__Required work__:
What is the number of lines holding the word "color"? Give that number alone.

__The input__:

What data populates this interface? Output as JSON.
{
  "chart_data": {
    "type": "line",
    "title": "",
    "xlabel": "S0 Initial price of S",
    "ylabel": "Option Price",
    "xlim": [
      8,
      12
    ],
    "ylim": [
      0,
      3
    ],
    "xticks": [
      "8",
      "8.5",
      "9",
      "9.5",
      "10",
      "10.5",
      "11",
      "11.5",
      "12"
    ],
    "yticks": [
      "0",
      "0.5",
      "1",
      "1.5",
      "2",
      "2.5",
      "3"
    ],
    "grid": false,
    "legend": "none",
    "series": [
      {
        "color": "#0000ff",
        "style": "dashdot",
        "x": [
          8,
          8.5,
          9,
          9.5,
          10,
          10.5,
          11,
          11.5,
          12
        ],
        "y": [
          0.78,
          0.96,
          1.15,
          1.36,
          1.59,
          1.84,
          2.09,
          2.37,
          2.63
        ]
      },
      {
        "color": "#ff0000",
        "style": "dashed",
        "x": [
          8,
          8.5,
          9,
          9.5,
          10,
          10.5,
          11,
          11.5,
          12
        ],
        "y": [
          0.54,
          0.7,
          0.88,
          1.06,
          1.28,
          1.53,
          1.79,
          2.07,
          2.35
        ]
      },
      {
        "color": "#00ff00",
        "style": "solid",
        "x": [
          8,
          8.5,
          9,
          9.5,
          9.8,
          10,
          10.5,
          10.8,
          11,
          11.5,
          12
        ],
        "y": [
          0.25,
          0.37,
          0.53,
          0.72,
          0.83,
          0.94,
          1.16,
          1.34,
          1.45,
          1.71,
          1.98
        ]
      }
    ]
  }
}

__Result for this task__:
3